What you should do:
Starting with the line that includes "Type out the text in this image.", write out every remaining line of the records below exactly as it appears, leaving out any images.
[Begin]
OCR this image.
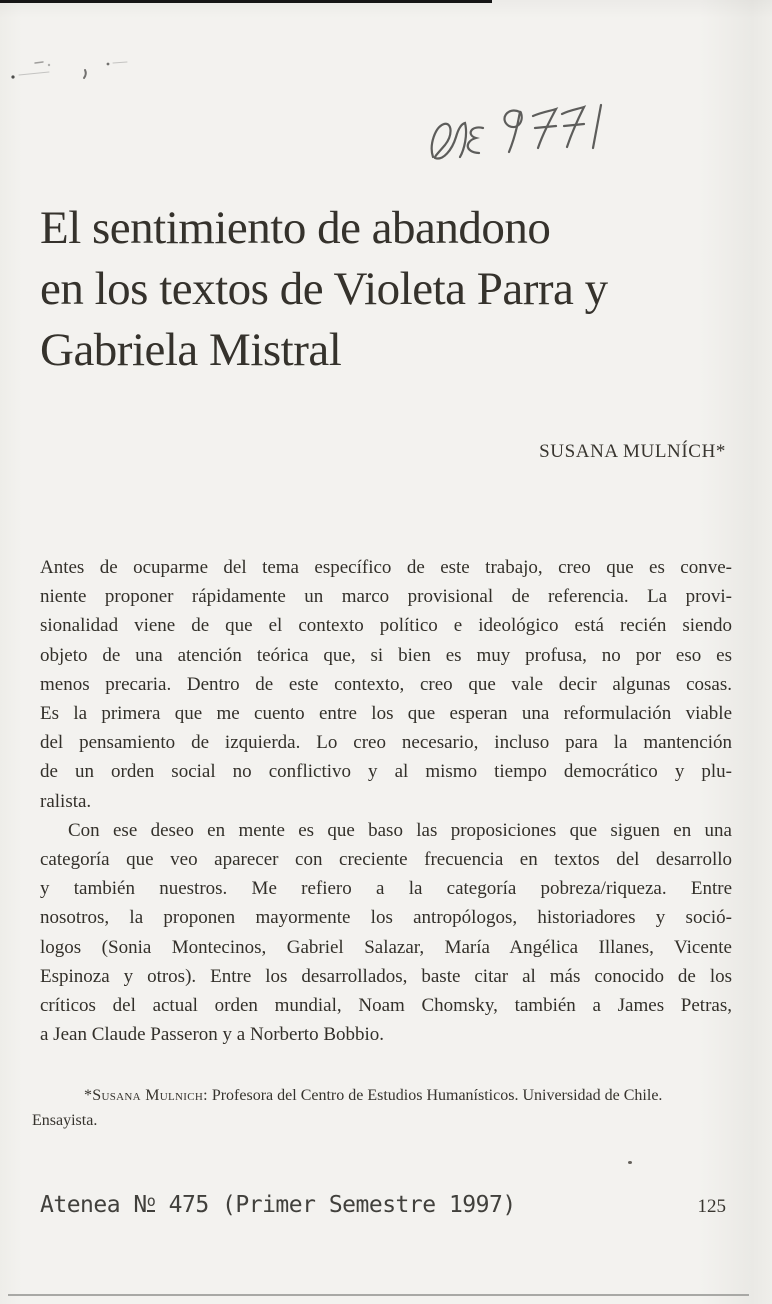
El sentimiento de abandono
en los textos de Violeta Parra y
Gabriela Mistral
SUSANA MULNÍCH*
Antes de ocuparme del tema específico de este trabajo, creo que es conve-
niente proponer rápidamente un marco provisional de referencia. La provi-
sionalidad viene de que el contexto político e ideológico está recién siendo
objeto de una atención teórica que, si bien es muy profusa, no por eso es
menos precaria. Dentro de este contexto, creo que vale decir algunas cosas.
Es la primera que me cuento entre los que esperan una reformulación viable
del pensamiento de izquierda. Lo creo necesario, incluso para la mantención
de un orden social no conflictivo y al mismo tiempo democrático y plu-
ralista.
Con ese deseo en mente es que baso las proposiciones que siguen en una
categoría que veo aparecer con creciente frecuencia en textos del desarrollo
y también nuestros. Me refiero a la categoría pobreza/riqueza. Entre
nosotros, la proponen mayormente los antropólogos, historiadores y soció-
logos (Sonia Montecinos, Gabriel Salazar, María Angélica Illanes, Vicente
Espinoza y otros). Entre los desarrollados, baste citar al más conocido de los
críticos del actual orden mundial, Noam Chomsky, también a James Petras,
a Jean Claude Passeron y a Norberto Bobbio.
*Susana Mulnich: Profesora del Centro de Estudios Humanísticos. Universidad de Chile.
Ensayista.
Atenea $N^o$ 475 (Primer Semestre 1997)	125
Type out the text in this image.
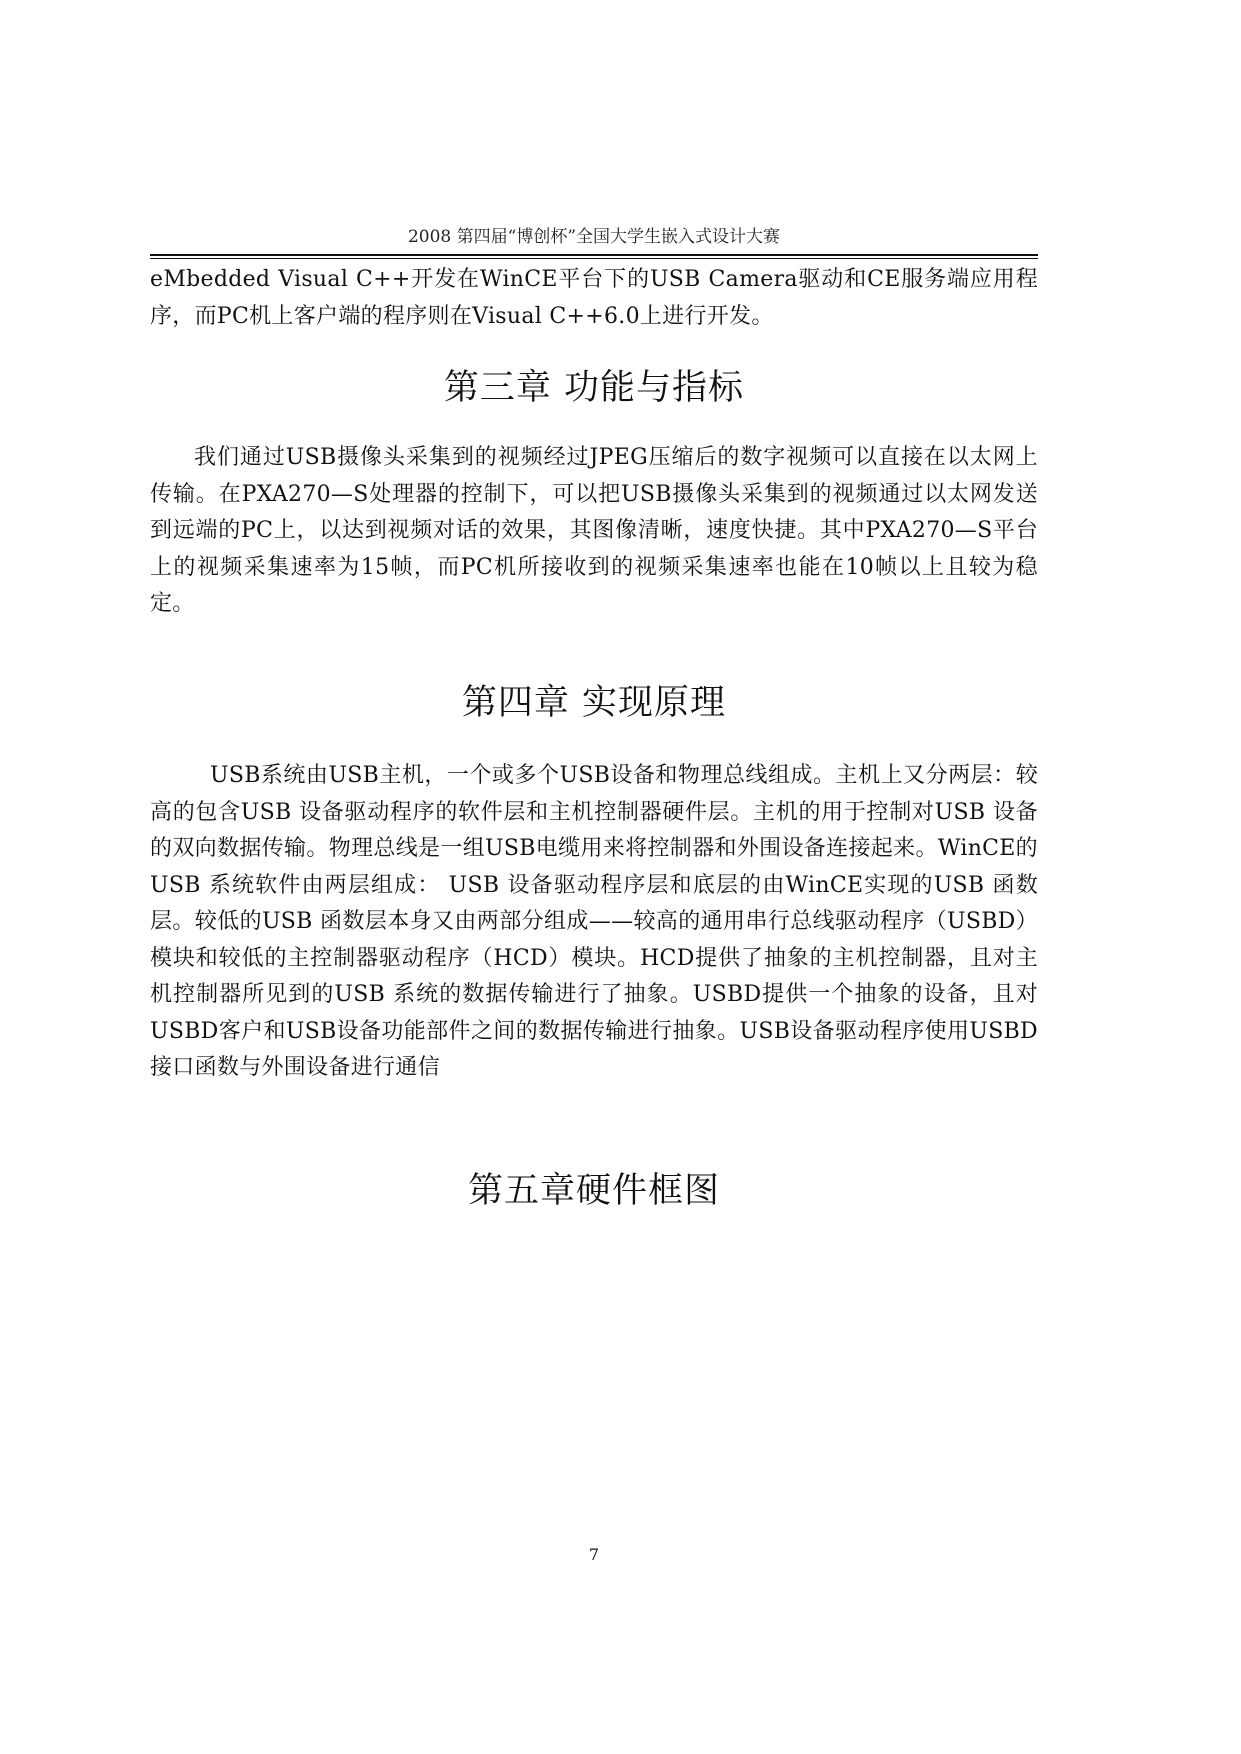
2008 第四届“博创杯”全国大学生嵌入式设计大赛

eMbedded Visual C++开发在WinCE平台下的USB Camera驱动和CE服务端应用程序，而PC机上客户端的程序则在Visual C++6.0上进行开发。

第三章 功能与指标

我们通过USB摄像头采集到的视频经过JPEG压缩后的数字视频可以直接在以太网上传输。在PXA270—S处理器的控制下，可以把USB摄像头采集到的视频通过以太网发送到远端的PC上，以达到视频对话的效果，其图像清晰，速度快捷。其中PXA270—S平台上的视频采集速率为15帧，而PC机所接收到的视频采集速率也能在10帧以上且较为稳定。

第四章 实现原理

USB系统由USB主机，一个或多个USB设备和物理总线组成。主机上又分两层：较高的包含USB 设备驱动程序的软件层和主机控制器硬件层。主机的用于控制对USB 设备的双向数据传输。物理总线是一组USB电缆用来将控制器和外围设备连接起来。WinCE的USB 系统软件由两层组成： USB 设备驱动程序层和底层的由WinCE实现的USB 函数层。较低的USB 函数层本身又由两部分组成——较高的通用串行总线驱动程序（USBD）模块和较低的主控制器驱动程序（HCD）模块。HCD提供了抽象的主机控制器，且对主机控制器所见到的USB 系统的数据传输进行了抽象。USBD提供一个抽象的设备，且对USBD客户和USB设备功能部件之间的数据传输进行抽象。USB设备驱动程序使用USBD 接口函数与外围设备进行通信

第五章硬件框图
7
[End]
Task answer:
Type out the text in this image.
2008 第四届“博创杯”全国大学生嵌入式设计大赛

eMbedded Visual C++开发在WinCE平台下的USB Camera驱动和CE服务端应用程序，而PC机上客户端的程序则在Visual C++6.0上进行开发。

第三章 功能与指标

我们通过USB摄像头采集到的视频经过JPEG压缩后的数字视频可以直接在以太网上传输。在PXA270—S处理器的控制下，可以把USB摄像头采集到的视频通过以太网发送到远端的PC上，以达到视频对话的效果，其图像清晰，速度快捷。其中PXA270—S平台上的视频采集速率为15帧，而PC机所接收到的视频采集速率也能在10帧以上且较为稳定。

第四章 实现原理

USB系统由USB主机，一个或多个USB设备和物理总线组成。主机上又分两层：较高的包含USB 设备驱动程序的软件层和主机控制器硬件层。主机的用于控制对USB 设备的双向数据传输。物理总线是一组USB电缆用来将控制器和外围设备连接起来。WinCE的USB 系统软件由两层组成： USB 设备驱动程序层和底层的由WinCE实现的USB 函数层。较低的USB 函数层本身又由两部分组成——较高的通用串行总线驱动程序（USBD）模块和较低的主控制器驱动程序（HCD）模块。HCD提供了抽象的主机控制器，且对主机控制器所见到的USB 系统的数据传输进行了抽象。USBD提供一个抽象的设备，且对USBD客户和USB设备功能部件之间的数据传输进行抽象。USB设备驱动程序使用USBD 接口函数与外围设备进行通信

第五章硬件框图
7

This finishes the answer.